**Short problem:** Would you quote the material below in full and unchanged?

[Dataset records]
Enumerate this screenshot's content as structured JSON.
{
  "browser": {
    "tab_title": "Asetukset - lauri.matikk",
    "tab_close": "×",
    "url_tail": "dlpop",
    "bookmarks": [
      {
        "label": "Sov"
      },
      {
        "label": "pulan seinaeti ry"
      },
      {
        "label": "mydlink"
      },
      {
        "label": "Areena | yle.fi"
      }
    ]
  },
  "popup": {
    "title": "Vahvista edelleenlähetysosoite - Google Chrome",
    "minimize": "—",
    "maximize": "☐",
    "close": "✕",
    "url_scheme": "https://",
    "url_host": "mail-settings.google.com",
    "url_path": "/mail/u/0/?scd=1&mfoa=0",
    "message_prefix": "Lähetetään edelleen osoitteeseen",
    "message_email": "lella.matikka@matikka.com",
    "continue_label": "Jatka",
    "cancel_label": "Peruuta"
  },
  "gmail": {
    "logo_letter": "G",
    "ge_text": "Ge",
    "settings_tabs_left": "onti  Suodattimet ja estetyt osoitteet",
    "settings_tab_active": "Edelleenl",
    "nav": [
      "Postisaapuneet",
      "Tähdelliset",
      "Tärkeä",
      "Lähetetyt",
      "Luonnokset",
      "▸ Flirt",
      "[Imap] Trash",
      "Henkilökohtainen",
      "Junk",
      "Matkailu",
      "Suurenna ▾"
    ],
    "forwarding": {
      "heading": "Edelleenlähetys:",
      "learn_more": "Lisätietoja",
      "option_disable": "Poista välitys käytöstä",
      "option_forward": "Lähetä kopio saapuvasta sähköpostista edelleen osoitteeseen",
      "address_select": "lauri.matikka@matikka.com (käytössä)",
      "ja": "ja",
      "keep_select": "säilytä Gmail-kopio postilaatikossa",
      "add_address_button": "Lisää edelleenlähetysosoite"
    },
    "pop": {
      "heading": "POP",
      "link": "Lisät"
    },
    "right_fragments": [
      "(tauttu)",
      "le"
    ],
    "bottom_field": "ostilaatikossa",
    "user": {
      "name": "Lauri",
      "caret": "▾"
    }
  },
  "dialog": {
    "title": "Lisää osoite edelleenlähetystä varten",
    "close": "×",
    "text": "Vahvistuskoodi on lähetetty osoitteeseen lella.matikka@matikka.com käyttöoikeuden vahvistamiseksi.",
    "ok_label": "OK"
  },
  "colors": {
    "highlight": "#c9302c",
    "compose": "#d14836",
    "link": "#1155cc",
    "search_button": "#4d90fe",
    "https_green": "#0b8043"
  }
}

**Solution to this exercise:**
Enumerate this screenshot's content as structured JSON.
{
  "browser": {
    "tab_title": "Asetukset - lauri.matikk",
    "tab_close": "×",
    "url_tail": "dlpop",
    "bookmarks": [
      {
        "label": "Sov"
      },
      {
        "label": "pulan seinaeti ry"
      },
      {
        "label": "mydlink"
      },
      {
        "label": "Areena | yle.fi"
      }
    ]
  },
  "popup": {
    "title": "Vahvista edelleenlähetysosoite - Google Chrome",
    "minimize": "—",
    "maximize": "☐",
    "close": "✕",
    "url_scheme": "https://",
    "url_host": "mail-settings.google.com",
    "url_path": "/mail/u/0/?scd=1&mfoa=0",
    "message_prefix": "Lähetetään edelleen osoitteeseen",
    "message_email": "lella.matikka@matikka.com",
    "continue_label": "Jatka",
    "cancel_label": "Peruuta"
  },
  "gmail": {
    "logo_letter": "G",
    "ge_text": "Ge",
    "settings_tabs_left": "onti  Suodattimet ja estetyt osoitteet",
    "settings_tab_active": "Edelleenl",
    "nav": [
      "Postisaapuneet",
      "Tähdelliset",
      "Tärkeä",
      "Lähetetyt",
      "Luonnokset",
      "▸ Flirt",
      "[Imap] Trash",
      "Henkilökohtainen",
      "Junk",
      "Matkailu",
      "Suurenna ▾"
    ],
    "forwarding": {
      "heading": "Edelleenlähetys:",
      "learn_more": "Lisätietoja",
      "option_disable": "Poista välitys käytöstä",
      "option_forward": "Lähetä kopio saapuvasta sähköpostista edelleen osoitteeseen",
      "address_select": "lauri.matikka@matikka.com (käytössä)",
      "ja": "ja",
      "keep_select": "säilytä Gmail-kopio postilaatikossa",
      "add_address_button": "Lisää edelleenlähetysosoite"
    },
    "pop": {
      "heading": "POP",
      "link": "Lisät"
    },
    "right_fragments": [
      "(tauttu)",
      "le"
    ],
    "bottom_field": "ostilaatikossa",
    "user": {
      "name": "Lauri",
      "caret": "▾"
    }
  },
  "dialog": {
    "title": "Lisää osoite edelleenlähetystä varten",
    "close": "×",
    "text": "Vahvistuskoodi on lähetetty osoitteeseen lella.matikka@matikka.com käyttöoikeuden vahvistamiseksi.",
    "ok_label": "OK"
  },
  "colors": {
    "highlight": "#c9302c",
    "compose": "#d14836",
    "link": "#1155cc",
    "search_button": "#4d90fe",
    "https_green": "#0b8043"
  }
}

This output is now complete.